**AIM**
Single out the lines of the material that contain "Output" and copy them.

**DATA LISTING**
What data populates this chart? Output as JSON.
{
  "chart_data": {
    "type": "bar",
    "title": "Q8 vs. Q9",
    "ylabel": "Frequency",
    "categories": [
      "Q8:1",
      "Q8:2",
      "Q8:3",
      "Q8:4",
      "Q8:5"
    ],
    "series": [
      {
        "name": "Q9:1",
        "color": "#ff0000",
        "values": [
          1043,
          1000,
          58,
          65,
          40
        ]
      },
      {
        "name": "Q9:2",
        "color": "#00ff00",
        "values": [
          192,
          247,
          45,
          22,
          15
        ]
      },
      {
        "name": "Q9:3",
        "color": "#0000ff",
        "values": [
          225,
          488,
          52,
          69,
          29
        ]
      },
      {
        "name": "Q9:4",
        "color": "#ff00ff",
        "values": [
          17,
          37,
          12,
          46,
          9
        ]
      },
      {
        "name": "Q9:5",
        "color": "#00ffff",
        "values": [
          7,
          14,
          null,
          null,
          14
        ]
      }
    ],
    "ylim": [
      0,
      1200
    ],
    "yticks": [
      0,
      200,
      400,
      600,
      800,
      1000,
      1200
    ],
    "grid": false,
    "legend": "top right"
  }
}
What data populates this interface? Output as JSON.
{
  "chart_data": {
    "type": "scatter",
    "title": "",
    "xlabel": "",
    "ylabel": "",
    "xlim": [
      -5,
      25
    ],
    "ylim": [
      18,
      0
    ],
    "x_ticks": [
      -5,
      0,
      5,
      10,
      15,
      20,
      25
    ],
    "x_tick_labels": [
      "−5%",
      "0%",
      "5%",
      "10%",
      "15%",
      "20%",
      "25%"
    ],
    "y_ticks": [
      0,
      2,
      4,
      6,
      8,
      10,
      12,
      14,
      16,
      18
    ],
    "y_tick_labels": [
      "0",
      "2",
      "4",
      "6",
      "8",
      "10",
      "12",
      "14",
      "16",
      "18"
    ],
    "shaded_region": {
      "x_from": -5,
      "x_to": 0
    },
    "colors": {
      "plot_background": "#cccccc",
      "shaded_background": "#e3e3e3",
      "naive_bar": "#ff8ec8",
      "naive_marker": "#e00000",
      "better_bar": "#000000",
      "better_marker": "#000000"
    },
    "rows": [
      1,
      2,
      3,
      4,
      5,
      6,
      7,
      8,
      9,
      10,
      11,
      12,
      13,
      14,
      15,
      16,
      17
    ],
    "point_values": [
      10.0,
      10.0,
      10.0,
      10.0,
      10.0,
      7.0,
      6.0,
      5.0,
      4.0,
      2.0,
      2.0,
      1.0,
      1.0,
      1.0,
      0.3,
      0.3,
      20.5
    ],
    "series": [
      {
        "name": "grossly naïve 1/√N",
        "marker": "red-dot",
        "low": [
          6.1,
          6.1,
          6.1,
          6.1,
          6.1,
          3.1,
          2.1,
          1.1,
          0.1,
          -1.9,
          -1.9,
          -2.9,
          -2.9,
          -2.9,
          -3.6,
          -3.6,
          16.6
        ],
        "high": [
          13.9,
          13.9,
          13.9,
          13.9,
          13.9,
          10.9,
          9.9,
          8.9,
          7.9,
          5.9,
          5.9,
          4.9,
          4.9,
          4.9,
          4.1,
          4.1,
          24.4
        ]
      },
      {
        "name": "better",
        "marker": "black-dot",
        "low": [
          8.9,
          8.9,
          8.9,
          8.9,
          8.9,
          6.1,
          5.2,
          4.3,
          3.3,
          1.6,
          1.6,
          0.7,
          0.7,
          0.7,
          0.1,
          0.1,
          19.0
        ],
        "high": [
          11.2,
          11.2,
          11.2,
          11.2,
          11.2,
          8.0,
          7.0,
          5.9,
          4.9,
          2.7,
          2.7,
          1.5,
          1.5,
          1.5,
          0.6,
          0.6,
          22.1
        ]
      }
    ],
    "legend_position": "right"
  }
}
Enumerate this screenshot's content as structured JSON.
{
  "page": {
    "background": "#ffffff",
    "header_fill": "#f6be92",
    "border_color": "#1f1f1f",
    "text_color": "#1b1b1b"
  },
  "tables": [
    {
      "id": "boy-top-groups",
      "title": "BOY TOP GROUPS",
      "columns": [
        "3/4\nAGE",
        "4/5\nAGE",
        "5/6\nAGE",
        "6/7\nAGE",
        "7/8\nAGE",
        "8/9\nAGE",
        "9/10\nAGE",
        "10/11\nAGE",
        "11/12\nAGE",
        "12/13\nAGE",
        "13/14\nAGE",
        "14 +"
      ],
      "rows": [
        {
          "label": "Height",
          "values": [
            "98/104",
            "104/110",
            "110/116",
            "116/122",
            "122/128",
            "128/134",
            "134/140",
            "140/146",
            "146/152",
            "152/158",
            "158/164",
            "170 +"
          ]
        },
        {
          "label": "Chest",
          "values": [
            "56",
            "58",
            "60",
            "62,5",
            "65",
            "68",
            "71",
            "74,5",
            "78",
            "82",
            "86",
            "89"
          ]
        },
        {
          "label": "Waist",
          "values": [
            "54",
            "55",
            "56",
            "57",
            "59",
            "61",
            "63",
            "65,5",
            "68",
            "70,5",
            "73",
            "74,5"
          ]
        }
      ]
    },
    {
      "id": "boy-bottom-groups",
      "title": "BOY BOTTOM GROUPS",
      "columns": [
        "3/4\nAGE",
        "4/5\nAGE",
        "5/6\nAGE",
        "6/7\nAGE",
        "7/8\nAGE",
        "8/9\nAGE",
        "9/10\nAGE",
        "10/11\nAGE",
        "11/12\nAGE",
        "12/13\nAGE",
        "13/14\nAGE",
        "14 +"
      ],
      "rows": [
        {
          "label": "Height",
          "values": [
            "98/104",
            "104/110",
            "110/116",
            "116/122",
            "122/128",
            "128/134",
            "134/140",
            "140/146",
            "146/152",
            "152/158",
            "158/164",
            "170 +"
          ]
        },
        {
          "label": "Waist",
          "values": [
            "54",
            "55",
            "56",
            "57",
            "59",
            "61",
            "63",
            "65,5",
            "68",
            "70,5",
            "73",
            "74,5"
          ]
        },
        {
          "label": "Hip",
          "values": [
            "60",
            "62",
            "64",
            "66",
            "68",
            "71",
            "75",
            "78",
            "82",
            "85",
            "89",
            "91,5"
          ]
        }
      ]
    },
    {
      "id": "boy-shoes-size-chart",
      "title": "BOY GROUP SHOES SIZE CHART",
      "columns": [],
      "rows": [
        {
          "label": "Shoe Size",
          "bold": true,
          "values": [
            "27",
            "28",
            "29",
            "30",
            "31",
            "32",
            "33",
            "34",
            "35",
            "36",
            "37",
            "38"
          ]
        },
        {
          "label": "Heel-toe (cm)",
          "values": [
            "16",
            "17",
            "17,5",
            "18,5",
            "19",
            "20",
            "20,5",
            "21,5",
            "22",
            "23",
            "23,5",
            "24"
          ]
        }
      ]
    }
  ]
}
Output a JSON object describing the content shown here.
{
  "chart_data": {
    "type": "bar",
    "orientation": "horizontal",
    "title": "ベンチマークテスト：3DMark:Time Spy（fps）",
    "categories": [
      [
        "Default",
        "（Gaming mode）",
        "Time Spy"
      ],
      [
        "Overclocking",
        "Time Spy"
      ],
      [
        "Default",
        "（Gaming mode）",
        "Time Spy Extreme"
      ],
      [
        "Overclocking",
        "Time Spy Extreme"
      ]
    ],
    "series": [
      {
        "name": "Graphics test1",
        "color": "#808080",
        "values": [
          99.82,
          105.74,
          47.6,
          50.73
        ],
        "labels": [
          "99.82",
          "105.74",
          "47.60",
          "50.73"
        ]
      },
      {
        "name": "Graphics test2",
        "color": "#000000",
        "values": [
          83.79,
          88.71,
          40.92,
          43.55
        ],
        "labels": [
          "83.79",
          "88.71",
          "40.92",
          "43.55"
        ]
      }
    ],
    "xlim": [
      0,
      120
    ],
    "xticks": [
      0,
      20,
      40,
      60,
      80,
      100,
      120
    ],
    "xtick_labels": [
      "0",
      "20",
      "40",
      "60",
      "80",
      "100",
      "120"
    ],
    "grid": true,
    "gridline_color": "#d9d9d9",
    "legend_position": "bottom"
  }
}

**FULL SOLUTION**
What data populates this chart? Output as JSON.
What data populates this interface? Output as JSON.
Output a JSON object describing the content shown here.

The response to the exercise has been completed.